*What the task asks*:
The listing below should be copied in full, word for word.

## BEGIN Materials provided

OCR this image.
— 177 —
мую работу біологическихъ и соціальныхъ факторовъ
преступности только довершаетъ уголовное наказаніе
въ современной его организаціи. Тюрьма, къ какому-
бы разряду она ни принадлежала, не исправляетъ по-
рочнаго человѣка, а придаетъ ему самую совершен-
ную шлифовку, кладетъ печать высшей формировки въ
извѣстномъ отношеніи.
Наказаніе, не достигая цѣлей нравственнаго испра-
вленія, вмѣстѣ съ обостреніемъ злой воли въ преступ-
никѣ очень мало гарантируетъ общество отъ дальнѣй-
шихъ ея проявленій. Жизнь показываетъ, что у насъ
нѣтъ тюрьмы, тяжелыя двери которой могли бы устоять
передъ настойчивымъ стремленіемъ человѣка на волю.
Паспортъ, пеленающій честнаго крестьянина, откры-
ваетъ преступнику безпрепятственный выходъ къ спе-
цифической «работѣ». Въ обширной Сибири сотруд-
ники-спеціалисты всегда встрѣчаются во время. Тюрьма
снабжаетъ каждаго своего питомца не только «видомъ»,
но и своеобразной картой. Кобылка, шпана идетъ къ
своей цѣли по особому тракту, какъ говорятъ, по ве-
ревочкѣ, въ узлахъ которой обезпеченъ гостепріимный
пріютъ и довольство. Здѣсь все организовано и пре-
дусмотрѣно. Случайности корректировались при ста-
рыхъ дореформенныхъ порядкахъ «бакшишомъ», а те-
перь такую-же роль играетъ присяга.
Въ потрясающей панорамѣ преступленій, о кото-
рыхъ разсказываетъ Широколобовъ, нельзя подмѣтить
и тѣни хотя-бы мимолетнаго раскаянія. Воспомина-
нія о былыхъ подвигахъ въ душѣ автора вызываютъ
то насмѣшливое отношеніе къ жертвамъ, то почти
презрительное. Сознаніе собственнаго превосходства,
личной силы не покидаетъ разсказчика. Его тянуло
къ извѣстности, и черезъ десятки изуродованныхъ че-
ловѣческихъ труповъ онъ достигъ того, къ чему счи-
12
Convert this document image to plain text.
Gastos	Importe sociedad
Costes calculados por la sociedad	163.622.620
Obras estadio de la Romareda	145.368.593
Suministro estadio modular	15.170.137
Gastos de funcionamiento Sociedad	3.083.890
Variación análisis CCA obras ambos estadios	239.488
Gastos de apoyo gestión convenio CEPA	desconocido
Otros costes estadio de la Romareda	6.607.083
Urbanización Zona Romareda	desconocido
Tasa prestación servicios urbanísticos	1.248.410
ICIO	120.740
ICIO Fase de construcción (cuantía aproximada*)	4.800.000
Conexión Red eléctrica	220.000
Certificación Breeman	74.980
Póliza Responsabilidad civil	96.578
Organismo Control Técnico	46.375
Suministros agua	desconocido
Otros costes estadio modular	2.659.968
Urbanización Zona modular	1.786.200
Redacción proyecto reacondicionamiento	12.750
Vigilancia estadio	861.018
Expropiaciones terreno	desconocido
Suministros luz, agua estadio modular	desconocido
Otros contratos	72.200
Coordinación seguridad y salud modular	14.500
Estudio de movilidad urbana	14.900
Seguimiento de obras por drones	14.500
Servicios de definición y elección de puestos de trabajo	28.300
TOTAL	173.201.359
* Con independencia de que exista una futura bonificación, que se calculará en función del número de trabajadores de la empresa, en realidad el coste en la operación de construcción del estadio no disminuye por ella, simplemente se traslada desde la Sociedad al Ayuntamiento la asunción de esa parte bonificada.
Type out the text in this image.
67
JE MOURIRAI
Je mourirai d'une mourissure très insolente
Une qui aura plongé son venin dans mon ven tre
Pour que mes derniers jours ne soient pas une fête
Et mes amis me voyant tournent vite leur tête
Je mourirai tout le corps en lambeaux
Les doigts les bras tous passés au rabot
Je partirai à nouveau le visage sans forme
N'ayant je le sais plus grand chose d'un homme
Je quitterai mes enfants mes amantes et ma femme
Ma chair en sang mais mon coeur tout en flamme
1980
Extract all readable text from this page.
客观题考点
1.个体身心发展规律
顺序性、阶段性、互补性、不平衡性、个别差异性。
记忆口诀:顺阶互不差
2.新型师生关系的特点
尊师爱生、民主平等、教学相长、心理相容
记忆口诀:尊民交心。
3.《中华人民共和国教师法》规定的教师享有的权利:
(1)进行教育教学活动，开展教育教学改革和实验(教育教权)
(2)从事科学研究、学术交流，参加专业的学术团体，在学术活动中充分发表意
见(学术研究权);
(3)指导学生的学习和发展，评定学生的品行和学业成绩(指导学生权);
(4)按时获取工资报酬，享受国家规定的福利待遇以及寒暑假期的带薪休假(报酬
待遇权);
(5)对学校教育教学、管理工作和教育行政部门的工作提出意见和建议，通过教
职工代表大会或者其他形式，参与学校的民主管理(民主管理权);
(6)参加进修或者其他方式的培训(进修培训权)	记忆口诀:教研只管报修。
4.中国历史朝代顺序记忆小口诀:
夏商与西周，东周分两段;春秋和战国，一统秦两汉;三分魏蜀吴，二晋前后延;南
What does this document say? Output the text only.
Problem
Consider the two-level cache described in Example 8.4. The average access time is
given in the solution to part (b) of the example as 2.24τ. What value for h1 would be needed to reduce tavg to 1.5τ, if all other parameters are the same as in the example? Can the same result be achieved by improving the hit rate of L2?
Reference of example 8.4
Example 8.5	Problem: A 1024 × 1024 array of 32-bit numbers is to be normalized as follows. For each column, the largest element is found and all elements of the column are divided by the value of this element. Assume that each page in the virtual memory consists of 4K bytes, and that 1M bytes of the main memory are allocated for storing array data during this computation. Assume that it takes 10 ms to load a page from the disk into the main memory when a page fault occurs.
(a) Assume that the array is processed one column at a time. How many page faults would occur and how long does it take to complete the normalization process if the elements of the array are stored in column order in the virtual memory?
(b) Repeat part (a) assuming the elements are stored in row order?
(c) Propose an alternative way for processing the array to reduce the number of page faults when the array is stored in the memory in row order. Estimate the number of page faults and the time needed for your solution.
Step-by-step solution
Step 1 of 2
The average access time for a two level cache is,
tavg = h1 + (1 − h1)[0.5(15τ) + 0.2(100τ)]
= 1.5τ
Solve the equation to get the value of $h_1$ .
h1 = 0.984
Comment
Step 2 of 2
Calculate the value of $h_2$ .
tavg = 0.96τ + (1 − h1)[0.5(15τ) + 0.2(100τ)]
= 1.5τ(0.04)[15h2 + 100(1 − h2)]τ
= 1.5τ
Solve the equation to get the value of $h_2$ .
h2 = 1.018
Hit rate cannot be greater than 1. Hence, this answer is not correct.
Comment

## END Materials provided

*Problem solution*:
OCR this image.
— 177 —
мую работу біологическихъ и соціальныхъ факторовъ
преступности только довершаетъ уголовное наказаніе
въ современной его организаціи. Тюрьма, къ какому-
бы разряду она ни принадлежала, не исправляетъ по-
рочнаго человѣка, а придаетъ ему самую совершен-
ную шлифовку, кладетъ печать высшей формировки въ
извѣстномъ отношеніи.
Наказаніе, не достигая цѣлей нравственнаго испра-
вленія, вмѣстѣ съ обостреніемъ злой воли въ преступ-
никѣ очень мало гарантируетъ общество отъ дальнѣй-
шихъ ея проявленій. Жизнь показываетъ, что у насъ
нѣтъ тюрьмы, тяжелыя двери которой могли бы устоять
передъ настойчивымъ стремленіемъ человѣка на волю.
Паспортъ, пеленающій честнаго крестьянина, откры-
ваетъ преступнику безпрепятственный выходъ къ спе-
цифической «работѣ». Въ обширной Сибири сотруд-
ники-спеціалисты всегда встрѣчаются во время. Тюрьма
снабжаетъ каждаго своего питомца не только «видомъ»,
но и своеобразной картой. Кобылка, шпана идетъ къ
своей цѣли по особому тракту, какъ говорятъ, по ве-
ревочкѣ, въ узлахъ которой обезпеченъ гостепріимный
пріютъ и довольство. Здѣсь все организовано и пре-
дусмотрѣно. Случайности корректировались при ста-
рыхъ дореформенныхъ порядкахъ «бакшишомъ», а те-
перь такую-же роль играетъ присяга.
Въ потрясающей панорамѣ преступленій, о кото-
рыхъ разсказываетъ Широколобовъ, нельзя подмѣтить
и тѣни хотя-бы мимолетнаго раскаянія. Воспомина-
нія о былыхъ подвигахъ въ душѣ автора вызываютъ
то насмѣшливое отношеніе къ жертвамъ, то почти
презрительное. Сознаніе собственнаго превосходства,
личной силы не покидаетъ разсказчика. Его тянуло
къ извѣстности, и черезъ десятки изуродованныхъ че-
ловѣческихъ труповъ онъ достигъ того, къ чему счи-
12
Convert this document image to plain text.
Gastos	Importe sociedad
Costes calculados por la sociedad	163.622.620
Obras estadio de la Romareda	145.368.593
Suministro estadio modular	15.170.137
Gastos de funcionamiento Sociedad	3.083.890
Variación análisis CCA obras ambos estadios	239.488
Gastos de apoyo gestión convenio CEPA	desconocido
Otros costes estadio de la Romareda	6.607.083
Urbanización Zona Romareda	desconocido
Tasa prestación servicios urbanísticos	1.248.410
ICIO	120.740
ICIO Fase de construcción (cuantía aproximada*)	4.800.000
Conexión Red eléctrica	220.000
Certificación Breeman	74.980
Póliza Responsabilidad civil	96.578
Organismo Control Técnico	46.375
Suministros agua	desconocido
Otros costes estadio modular	2.659.968
Urbanización Zona modular	1.786.200
Redacción proyecto reacondicionamiento	12.750
Vigilancia estadio	861.018
Expropiaciones terreno	desconocido
Suministros luz, agua estadio modular	desconocido
Otros contratos	72.200
Coordinación seguridad y salud modular	14.500
Estudio de movilidad urbana	14.900
Seguimiento de obras por drones	14.500
Servicios de definición y elección de puestos de trabajo	28.300
TOTAL	173.201.359
* Con independencia de que exista una futura bonificación, que se calculará en función del número de trabajadores de la empresa, en realidad el coste en la operación de construcción del estadio no disminuye por ella, simplemente se traslada desde la Sociedad al Ayuntamiento la asunción de esa parte bonificada.
Type out the text in this image.
67
JE MOURIRAI
Je mourirai d'une mourissure très insolente
Une qui aura plongé son venin dans mon ven tre
Pour que mes derniers jours ne soient pas une fête
Et mes amis me voyant tournent vite leur tête
Je mourirai tout le corps en lambeaux
Les doigts les bras tous passés au rabot
Je partirai à nouveau le visage sans forme
N'ayant je le sais plus grand chose d'un homme
Je quitterai mes enfants mes amantes et ma femme
Ma chair en sang mais mon coeur tout en flamme
1980
Extract all readable text from this page.
客观题考点
1.个体身心发展规律
顺序性、阶段性、互补性、不平衡性、个别差异性。
记忆口诀:顺阶互不差
2.新型师生关系的特点
尊师爱生、民主平等、教学相长、心理相容
记忆口诀:尊民交心。
3.《中华人民共和国教师法》规定的教师享有的权利:
(1)进行教育教学活动，开展教育教学改革和实验(教育教权)
(2)从事科学研究、学术交流，参加专业的学术团体，在学术活动中充分发表意
见(学术研究权);
(3)指导学生的学习和发展，评定学生的品行和学业成绩(指导学生权);
(4)按时获取工资报酬，享受国家规定的福利待遇以及寒暑假期的带薪休假(报酬
待遇权);
(5)对学校教育教学、管理工作和教育行政部门的工作提出意见和建议，通过教
职工代表大会或者其他形式，参与学校的民主管理(民主管理权);
(6)参加进修或者其他方式的培训(进修培训权)	记忆口诀:教研只管报修。
4.中国历史朝代顺序记忆小口诀:
夏商与西周，东周分两段;春秋和战国，一统秦两汉;三分魏蜀吴，二晋前后延;南
What does this document say? Output the text only.
Problem
Consider the two-level cache described in Example 8.4. The average access time is
given in the solution to part (b) of the example as 2.24τ. What value for h1 would be needed to reduce tavg to 1.5τ, if all other parameters are the same as in the example? Can the same result be achieved by improving the hit rate of L2?
Reference of example 8.4
Example 8.5	Problem: A 1024 × 1024 array of 32-bit numbers is to be normalized as follows. For each column, the largest element is found and all elements of the column are divided by the value of this element. Assume that each page in the virtual memory consists of 4K bytes, and that 1M bytes of the main memory are allocated for storing array data during this computation. Assume that it takes 10 ms to load a page from the disk into the main memory when a page fault occurs.
(a) Assume that the array is processed one column at a time. How many page faults would occur and how long does it take to complete the normalization process if the elements of the array are stored in column order in the virtual memory?
(b) Repeat part (a) assuming the elements are stored in row order?
(c) Propose an alternative way for processing the array to reduce the number of page faults when the array is stored in the memory in row order. Estimate the number of page faults and the time needed for your solution.
Step-by-step solution
Step 1 of 2
The average access time for a two level cache is,
tavg = h1 + (1 − h1)[0.5(15τ) + 0.2(100τ)]
= 1.5τ
Solve the equation to get the value of $h_1$ .
h1 = 0.984
Comment
Step 2 of 2
Calculate the value of $h_2$ .
tavg = 0.96τ + (1 − h1)[0.5(15τ) + 0.2(100τ)]
= 1.5τ(0.04)[15h2 + 100(1 − h2)]τ
= 1.5τ
Solve the equation to get the value of $h_2$ .
h2 = 1.018
Hit rate cannot be greater than 1. Hence, this answer is not correct.
Comment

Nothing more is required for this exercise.